> **Dataset excerpts**

— Begin —

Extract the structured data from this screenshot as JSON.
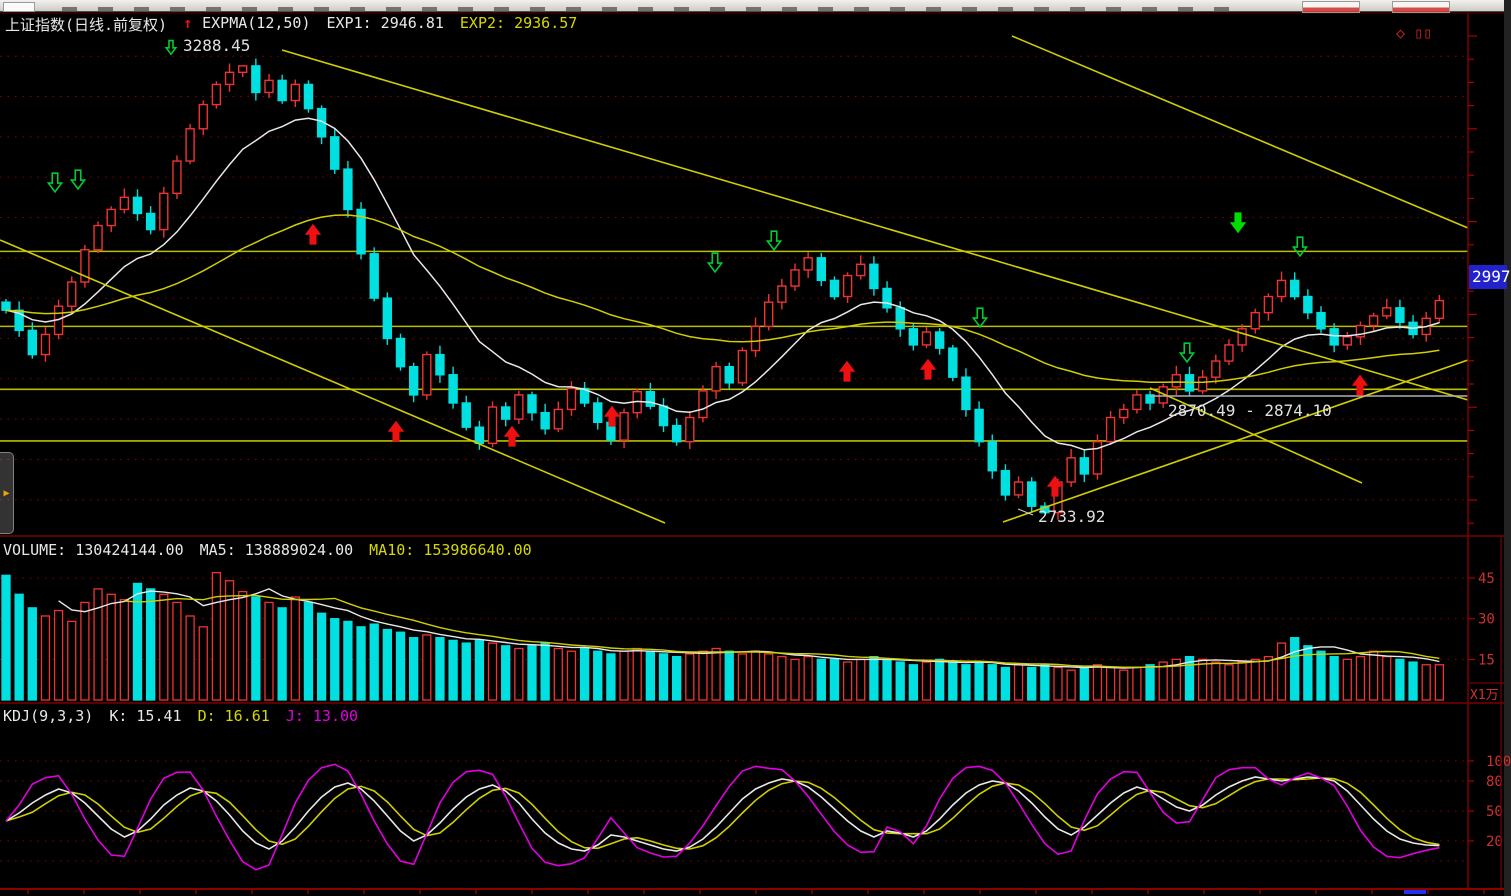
{
  "icons": {
    "up_arrow": "↑",
    "diamond": "◇",
    "panes": "▯▯",
    "expander": "▶"
  },
  "main_chart": {
    "title": "上证指数(日线.前复权)",
    "indicator": "EXPMA(12,50)",
    "exp1": "EXP1: 2946.81",
    "exp2": "EXP2: 2936.57",
    "high_label": "3288.45",
    "low_label": "2733.92",
    "range_label": "2870.49 - 2874.10",
    "price_tag": "2997"
  },
  "volume_panel": {
    "label": "VOLUME: 130424144.00",
    "ma5": "MA5: 138889024.00",
    "ma10": "MA10: 153986640.00",
    "unit": "X1万"
  },
  "kdj_panel": {
    "label": "KDJ(9,3,3)",
    "k": "K: 15.41",
    "d": "D: 16.61",
    "j": "J: 13.00"
  },
  "colors": {
    "candle_up": "#ee3333",
    "candle_down": "#00e0e0",
    "ema_fast": "#e8e8e8",
    "ema_slow": "#cfcf00",
    "trendline": "#cfcf00",
    "level_line": "#bdbd00",
    "grid_dot": "#8b0000",
    "axis_red": "#aa0000",
    "axis_label": "#cf3030",
    "arrow_up": "#ee1111",
    "arrow_down": "#00cc33",
    "arrow_down_filled": "#00dd00",
    "kdj_k": "#e8e8e8",
    "kdj_d": "#cfcf00",
    "kdj_j": "#e000e0",
    "tag_bg": "#2222cc",
    "separator": "#7a0000",
    "gray_line": "#b0b0b0"
  },
  "chart_data": [
    {
      "type": "candlestick",
      "title": "上证指数(日线.前复权)",
      "indicator": "EXPMA(12,50)",
      "exp1": 2946.81,
      "exp2": 2936.57,
      "y_range": [
        2710,
        3330
      ],
      "grid_step": 50,
      "first_open": 2995,
      "closes": [
        2985,
        2960,
        2930,
        2955,
        2990,
        3020,
        3060,
        3090,
        3110,
        3125,
        3105,
        3085,
        3130,
        3170,
        3210,
        3240,
        3265,
        3280,
        3288,
        3255,
        3270,
        3245,
        3265,
        3235,
        3200,
        3160,
        3110,
        3055,
        3000,
        2950,
        2915,
        2880,
        2930,
        2905,
        2870,
        2840,
        2820,
        2865,
        2850,
        2880,
        2858,
        2838,
        2862,
        2888,
        2870,
        2846,
        2824,
        2858,
        2884,
        2866,
        2842,
        2822,
        2852,
        2885,
        2915,
        2895,
        2935,
        2965,
        2995,
        3015,
        3035,
        3050,
        3022,
        3002,
        3028,
        3042,
        3012,
        2988,
        2962,
        2942,
        2958,
        2938,
        2902,
        2862,
        2822,
        2786,
        2756,
        2772,
        2742,
        2734,
        2772,
        2802,
        2782,
        2822,
        2852,
        2862,
        2880,
        2870,
        2890,
        2905,
        2885,
        2902,
        2922,
        2942,
        2962,
        2982,
        3002,
        3022,
        3002,
        2982,
        2962,
        2942,
        2952,
        2966,
        2978,
        2988,
        2970,
        2955,
        2975,
        2997
      ],
      "marked_high": {
        "index": 18,
        "value": 3288.45
      },
      "marked_low": {
        "index": 79,
        "value": 2733.92
      },
      "last_price": 2997,
      "levels": [
        3058,
        2965,
        2887,
        2823
      ],
      "trendlines": [
        [
          0,
          240,
          665,
          523
        ],
        [
          282,
          50,
          1468,
          400
        ],
        [
          1012,
          36,
          1468,
          228
        ],
        [
          1003,
          522,
          1468,
          360
        ],
        [
          1150,
          388,
          1362,
          483
        ]
      ],
      "gray_line": [
        1150,
        396,
        1468,
        396
      ],
      "signals_up": [
        [
          313,
          235
        ],
        [
          396,
          432
        ],
        [
          512,
          437
        ],
        [
          612,
          417
        ],
        [
          847,
          372
        ],
        [
          928,
          370
        ],
        [
          1055,
          487
        ],
        [
          1360,
          386
        ]
      ],
      "signals_down_hollow": [
        [
          55,
          182
        ],
        [
          78,
          179
        ],
        [
          715,
          262
        ],
        [
          774,
          240
        ],
        [
          980,
          317
        ],
        [
          1187,
          352
        ],
        [
          1300,
          246
        ]
      ],
      "signals_down_filled": [
        [
          1238,
          222
        ]
      ]
    },
    {
      "type": "bar",
      "name": "VOLUME",
      "last_volume": 130424144.0,
      "ma5_last": 138889024.0,
      "ma10_last": 153986640.0,
      "axis_ticks": [
        45,
        30,
        15
      ],
      "unit": "X1万",
      "values": [
        46,
        39,
        34,
        31,
        33,
        29,
        36,
        41,
        39,
        37,
        43,
        41,
        39,
        36,
        31,
        27,
        47,
        44,
        40,
        38,
        36,
        34,
        38,
        36,
        32,
        30,
        29,
        27,
        28,
        26,
        25,
        23,
        24,
        23,
        22,
        21,
        22,
        21,
        20,
        19,
        20,
        21,
        19,
        18,
        19,
        18,
        17,
        18,
        19,
        18,
        17,
        16,
        17,
        18,
        19,
        18,
        17,
        18,
        17,
        16,
        15,
        16,
        15,
        15,
        14,
        15,
        16,
        15,
        14,
        13,
        14,
        15,
        14,
        13,
        14,
        13,
        12,
        13,
        12,
        13,
        12,
        11,
        12,
        13,
        12,
        11,
        12,
        13,
        14,
        15,
        16,
        15,
        14,
        13,
        14,
        15,
        16,
        21,
        23,
        20,
        18,
        16,
        15,
        16,
        18,
        16,
        15,
        14,
        13,
        13
      ]
    },
    {
      "type": "line",
      "name": "KDJ(9,3,3)",
      "k_last": 15.41,
      "d_last": 16.61,
      "j_last": 13.0,
      "axis_ticks": [
        100,
        80,
        50,
        20
      ],
      "k": [
        40,
        48,
        58,
        66,
        72,
        68,
        58,
        45,
        32,
        24,
        30,
        42,
        56,
        66,
        73,
        70,
        60,
        46,
        30,
        18,
        12,
        20,
        34,
        50,
        64,
        74,
        78,
        72,
        60,
        45,
        30,
        20,
        26,
        38,
        52,
        64,
        72,
        76,
        70,
        58,
        42,
        28,
        18,
        12,
        10,
        16,
        26,
        24,
        20,
        16,
        12,
        10,
        14,
        22,
        34,
        48,
        62,
        72,
        78,
        82,
        80,
        74,
        64,
        52,
        40,
        30,
        24,
        30,
        28,
        24,
        30,
        42,
        56,
        68,
        76,
        80,
        78,
        70,
        58,
        44,
        32,
        26,
        34,
        46,
        58,
        68,
        74,
        70,
        62,
        54,
        50,
        56,
        66,
        74,
        80,
        84,
        82,
        80,
        82,
        84,
        83,
        80,
        70,
        56,
        42,
        30,
        22,
        18,
        16,
        15.41
      ]
    }
  ]
}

— End —

> **Short task**
Copy out each record shown above without alteration, skipping any picture.

> **Exercise response**
Extract the structured data from this screenshot as JSON.
{
  "icons": {
    "up_arrow": "↑",
    "diamond": "◇",
    "panes": "▯▯",
    "expander": "▶"
  },
  "main_chart": {
    "title": "上证指数(日线.前复权)",
    "indicator": "EXPMA(12,50)",
    "exp1": "EXP1: 2946.81",
    "exp2": "EXP2: 2936.57",
    "high_label": "3288.45",
    "low_label": "2733.92",
    "range_label": "2870.49 - 2874.10",
    "price_tag": "2997"
  },
  "volume_panel": {
    "label": "VOLUME: 130424144.00",
    "ma5": "MA5: 138889024.00",
    "ma10": "MA10: 153986640.00",
    "unit": "X1万"
  },
  "kdj_panel": {
    "label": "KDJ(9,3,3)",
    "k": "K: 15.41",
    "d": "D: 16.61",
    "j": "J: 13.00"
  },
  "colors": {
    "candle_up": "#ee3333",
    "candle_down": "#00e0e0",
    "ema_fast": "#e8e8e8",
    "ema_slow": "#cfcf00",
    "trendline": "#cfcf00",
    "level_line": "#bdbd00",
    "grid_dot": "#8b0000",
    "axis_red": "#aa0000",
    "axis_label": "#cf3030",
    "arrow_up": "#ee1111",
    "arrow_down": "#00cc33",
    "arrow_down_filled": "#00dd00",
    "kdj_k": "#e8e8e8",
    "kdj_d": "#cfcf00",
    "kdj_j": "#e000e0",
    "tag_bg": "#2222cc",
    "separator": "#7a0000",
    "gray_line": "#b0b0b0"
  },
  "chart_data": [
    {
      "type": "candlestick",
      "title": "上证指数(日线.前复权)",
      "indicator": "EXPMA(12,50)",
      "exp1": 2946.81,
      "exp2": 2936.57,
      "y_range": [
        2710,
        3330
      ],
      "grid_step": 50,
      "first_open": 2995,
      "closes": [
        2985,
        2960,
        2930,
        2955,
        2990,
        3020,
        3060,
        3090,
        3110,
        3125,
        3105,
        3085,
        3130,
        3170,
        3210,
        3240,
        3265,
        3280,
        3288,
        3255,
        3270,
        3245,
        3265,
        3235,
        3200,
        3160,
        3110,
        3055,
        3000,
        2950,
        2915,
        2880,
        2930,
        2905,
        2870,
        2840,
        2820,
        2865,
        2850,
        2880,
        2858,
        2838,
        2862,
        2888,
        2870,
        2846,
        2824,
        2858,
        2884,
        2866,
        2842,
        2822,
        2852,
        2885,
        2915,
        2895,
        2935,
        2965,
        2995,
        3015,
        3035,
        3050,
        3022,
        3002,
        3028,
        3042,
        3012,
        2988,
        2962,
        2942,
        2958,
        2938,
        2902,
        2862,
        2822,
        2786,
        2756,
        2772,
        2742,
        2734,
        2772,
        2802,
        2782,
        2822,
        2852,
        2862,
        2880,
        2870,
        2890,
        2905,
        2885,
        2902,
        2922,
        2942,
        2962,
        2982,
        3002,
        3022,
        3002,
        2982,
        2962,
        2942,
        2952,
        2966,
        2978,
        2988,
        2970,
        2955,
        2975,
        2997
      ],
      "marked_high": {
        "index": 18,
        "value": 3288.45
      },
      "marked_low": {
        "index": 79,
        "value": 2733.92
      },
      "last_price": 2997,
      "levels": [
        3058,
        2965,
        2887,
        2823
      ],
      "trendlines": [
        [
          0,
          240,
          665,
          523
        ],
        [
          282,
          50,
          1468,
          400
        ],
        [
          1012,
          36,
          1468,
          228
        ],
        [
          1003,
          522,
          1468,
          360
        ],
        [
          1150,
          388,
          1362,
          483
        ]
      ],
      "gray_line": [
        1150,
        396,
        1468,
        396
      ],
      "signals_up": [
        [
          313,
          235
        ],
        [
          396,
          432
        ],
        [
          512,
          437
        ],
        [
          612,
          417
        ],
        [
          847,
          372
        ],
        [
          928,
          370
        ],
        [
          1055,
          487
        ],
        [
          1360,
          386
        ]
      ],
      "signals_down_hollow": [
        [
          55,
          182
        ],
        [
          78,
          179
        ],
        [
          715,
          262
        ],
        [
          774,
          240
        ],
        [
          980,
          317
        ],
        [
          1187,
          352
        ],
        [
          1300,
          246
        ]
      ],
      "signals_down_filled": [
        [
          1238,
          222
        ]
      ]
    },
    {
      "type": "bar",
      "name": "VOLUME",
      "last_volume": 130424144.0,
      "ma5_last": 138889024.0,
      "ma10_last": 153986640.0,
      "axis_ticks": [
        45,
        30,
        15
      ],
      "unit": "X1万",
      "values": [
        46,
        39,
        34,
        31,
        33,
        29,
        36,
        41,
        39,
        37,
        43,
        41,
        39,
        36,
        31,
        27,
        47,
        44,
        40,
        38,
        36,
        34,
        38,
        36,
        32,
        30,
        29,
        27,
        28,
        26,
        25,
        23,
        24,
        23,
        22,
        21,
        22,
        21,
        20,
        19,
        20,
        21,
        19,
        18,
        19,
        18,
        17,
        18,
        19,
        18,
        17,
        16,
        17,
        18,
        19,
        18,
        17,
        18,
        17,
        16,
        15,
        16,
        15,
        15,
        14,
        15,
        16,
        15,
        14,
        13,
        14,
        15,
        14,
        13,
        14,
        13,
        12,
        13,
        12,
        13,
        12,
        11,
        12,
        13,
        12,
        11,
        12,
        13,
        14,
        15,
        16,
        15,
        14,
        13,
        14,
        15,
        16,
        21,
        23,
        20,
        18,
        16,
        15,
        16,
        18,
        16,
        15,
        14,
        13,
        13
      ]
    },
    {
      "type": "line",
      "name": "KDJ(9,3,3)",
      "k_last": 15.41,
      "d_last": 16.61,
      "j_last": 13.0,
      "axis_ticks": [
        100,
        80,
        50,
        20
      ],
      "k": [
        40,
        48,
        58,
        66,
        72,
        68,
        58,
        45,
        32,
        24,
        30,
        42,
        56,
        66,
        73,
        70,
        60,
        46,
        30,
        18,
        12,
        20,
        34,
        50,
        64,
        74,
        78,
        72,
        60,
        45,
        30,
        20,
        26,
        38,
        52,
        64,
        72,
        76,
        70,
        58,
        42,
        28,
        18,
        12,
        10,
        16,
        26,
        24,
        20,
        16,
        12,
        10,
        14,
        22,
        34,
        48,
        62,
        72,
        78,
        82,
        80,
        74,
        64,
        52,
        40,
        30,
        24,
        30,
        28,
        24,
        30,
        42,
        56,
        68,
        76,
        80,
        78,
        70,
        58,
        44,
        32,
        26,
        34,
        46,
        58,
        68,
        74,
        70,
        62,
        54,
        50,
        56,
        66,
        74,
        80,
        84,
        82,
        80,
        82,
        84,
        83,
        80,
        70,
        56,
        42,
        30,
        22,
        18,
        16,
        15.41
      ]
    }
  ]
}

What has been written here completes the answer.